> Problem to solve: Below are the records; copy each line in them that holds the word "日的督查中发现".

>> Begin Record list

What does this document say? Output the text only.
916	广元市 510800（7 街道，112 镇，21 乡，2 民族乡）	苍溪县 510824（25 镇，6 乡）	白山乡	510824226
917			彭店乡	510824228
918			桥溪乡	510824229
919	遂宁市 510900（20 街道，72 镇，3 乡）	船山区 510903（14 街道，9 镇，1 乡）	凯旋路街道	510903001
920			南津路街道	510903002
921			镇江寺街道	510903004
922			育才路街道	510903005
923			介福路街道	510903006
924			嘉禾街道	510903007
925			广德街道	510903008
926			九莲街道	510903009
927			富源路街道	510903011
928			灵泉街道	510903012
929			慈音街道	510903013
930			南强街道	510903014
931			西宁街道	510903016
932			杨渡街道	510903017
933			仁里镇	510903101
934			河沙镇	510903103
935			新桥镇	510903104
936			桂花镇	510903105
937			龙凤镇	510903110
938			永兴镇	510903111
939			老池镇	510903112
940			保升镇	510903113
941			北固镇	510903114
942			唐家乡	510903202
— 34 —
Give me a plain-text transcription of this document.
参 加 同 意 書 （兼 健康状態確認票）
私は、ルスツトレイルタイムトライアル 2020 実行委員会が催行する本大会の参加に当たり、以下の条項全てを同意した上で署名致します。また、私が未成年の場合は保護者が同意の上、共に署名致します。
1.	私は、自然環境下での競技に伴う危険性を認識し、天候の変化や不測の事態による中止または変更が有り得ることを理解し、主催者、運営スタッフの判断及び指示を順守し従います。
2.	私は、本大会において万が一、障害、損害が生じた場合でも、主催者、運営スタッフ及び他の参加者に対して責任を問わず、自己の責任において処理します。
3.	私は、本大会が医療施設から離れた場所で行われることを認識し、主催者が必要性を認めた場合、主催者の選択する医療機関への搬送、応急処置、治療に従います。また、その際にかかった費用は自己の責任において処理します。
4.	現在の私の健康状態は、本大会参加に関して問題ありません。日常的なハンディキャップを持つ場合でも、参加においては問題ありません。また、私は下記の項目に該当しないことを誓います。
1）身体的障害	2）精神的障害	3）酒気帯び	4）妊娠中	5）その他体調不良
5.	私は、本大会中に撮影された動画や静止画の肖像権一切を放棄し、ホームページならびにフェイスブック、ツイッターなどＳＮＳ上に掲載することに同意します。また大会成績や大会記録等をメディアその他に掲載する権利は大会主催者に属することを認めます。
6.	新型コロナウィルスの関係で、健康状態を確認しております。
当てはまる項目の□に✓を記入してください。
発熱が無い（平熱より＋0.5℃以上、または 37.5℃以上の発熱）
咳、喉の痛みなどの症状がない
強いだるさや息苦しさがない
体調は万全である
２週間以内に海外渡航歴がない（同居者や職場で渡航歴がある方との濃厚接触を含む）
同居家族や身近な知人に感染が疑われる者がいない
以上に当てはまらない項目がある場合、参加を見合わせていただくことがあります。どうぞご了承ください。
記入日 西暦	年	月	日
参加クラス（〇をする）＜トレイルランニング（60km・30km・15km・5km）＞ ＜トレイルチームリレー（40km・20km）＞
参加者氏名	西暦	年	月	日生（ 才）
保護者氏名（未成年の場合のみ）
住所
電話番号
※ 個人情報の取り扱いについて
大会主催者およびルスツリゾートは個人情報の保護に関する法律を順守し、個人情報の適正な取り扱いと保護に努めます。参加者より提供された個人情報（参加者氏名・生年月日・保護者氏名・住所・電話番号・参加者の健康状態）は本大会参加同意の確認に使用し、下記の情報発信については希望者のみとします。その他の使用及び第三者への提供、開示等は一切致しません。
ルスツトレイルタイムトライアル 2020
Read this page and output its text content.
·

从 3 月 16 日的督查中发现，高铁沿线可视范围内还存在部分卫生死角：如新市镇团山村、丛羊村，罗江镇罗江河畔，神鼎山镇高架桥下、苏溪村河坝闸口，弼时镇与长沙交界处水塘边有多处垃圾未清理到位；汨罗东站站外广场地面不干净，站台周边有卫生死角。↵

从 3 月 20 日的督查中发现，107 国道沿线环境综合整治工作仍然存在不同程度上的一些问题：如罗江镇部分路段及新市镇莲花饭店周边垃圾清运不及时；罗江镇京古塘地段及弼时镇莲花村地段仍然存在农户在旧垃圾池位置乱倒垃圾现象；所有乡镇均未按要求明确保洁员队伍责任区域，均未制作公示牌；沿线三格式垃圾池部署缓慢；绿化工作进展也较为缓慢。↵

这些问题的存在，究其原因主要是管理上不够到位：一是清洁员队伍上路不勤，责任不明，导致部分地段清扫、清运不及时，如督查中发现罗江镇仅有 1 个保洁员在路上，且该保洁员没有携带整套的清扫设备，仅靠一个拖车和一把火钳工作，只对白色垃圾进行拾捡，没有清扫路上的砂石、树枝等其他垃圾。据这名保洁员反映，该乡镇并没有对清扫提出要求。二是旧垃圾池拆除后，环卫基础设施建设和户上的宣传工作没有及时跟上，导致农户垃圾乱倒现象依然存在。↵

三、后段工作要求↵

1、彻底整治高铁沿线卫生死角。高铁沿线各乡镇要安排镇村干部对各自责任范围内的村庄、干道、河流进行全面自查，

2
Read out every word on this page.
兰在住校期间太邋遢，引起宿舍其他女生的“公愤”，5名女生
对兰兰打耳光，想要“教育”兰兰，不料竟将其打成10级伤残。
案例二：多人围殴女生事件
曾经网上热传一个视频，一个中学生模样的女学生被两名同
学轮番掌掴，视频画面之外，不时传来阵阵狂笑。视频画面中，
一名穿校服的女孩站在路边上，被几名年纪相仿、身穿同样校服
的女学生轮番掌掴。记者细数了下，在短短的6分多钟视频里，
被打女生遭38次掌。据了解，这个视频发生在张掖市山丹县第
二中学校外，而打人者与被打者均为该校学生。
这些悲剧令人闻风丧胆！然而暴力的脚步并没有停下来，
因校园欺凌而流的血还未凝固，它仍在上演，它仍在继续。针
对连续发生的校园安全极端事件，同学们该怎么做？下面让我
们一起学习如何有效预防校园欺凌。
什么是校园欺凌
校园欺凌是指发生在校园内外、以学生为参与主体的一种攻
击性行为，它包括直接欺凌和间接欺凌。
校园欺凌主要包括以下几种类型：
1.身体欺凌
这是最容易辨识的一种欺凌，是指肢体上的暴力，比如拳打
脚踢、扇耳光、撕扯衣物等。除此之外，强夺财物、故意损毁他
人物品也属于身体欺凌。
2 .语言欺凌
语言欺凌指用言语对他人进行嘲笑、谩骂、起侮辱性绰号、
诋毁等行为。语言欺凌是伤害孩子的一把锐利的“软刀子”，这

>> End Record list

> Exercise output:
从 3 月 16 日的督查中发现，高铁沿线可视范围内还存在部分卫生死角：如新市镇团山村、丛羊村，罗江镇罗江河畔，神鼎山镇高架桥下、苏溪村河坝闸口，弼时镇与长沙交界处水塘边有多处垃圾未清理到位；汨罗东站站外广场地面不干净，站台周边有卫生死角。↵
从 3 月 20 日的督查中发现，107 国道沿线环境综合整治工作仍然存在不同程度上的一些问题：如罗江镇部分路段及新市镇莲花饭店周边垃圾清运不及时；罗江镇京古塘地段及弼时镇莲花村地段仍然存在农户在旧垃圾池位置乱倒垃圾现象；所有乡镇均未按要求明确保洁员队伍责任区域，均未制作公示牌；沿线三格式垃圾池部署缓慢；绿化工作进展也较为缓慢。↵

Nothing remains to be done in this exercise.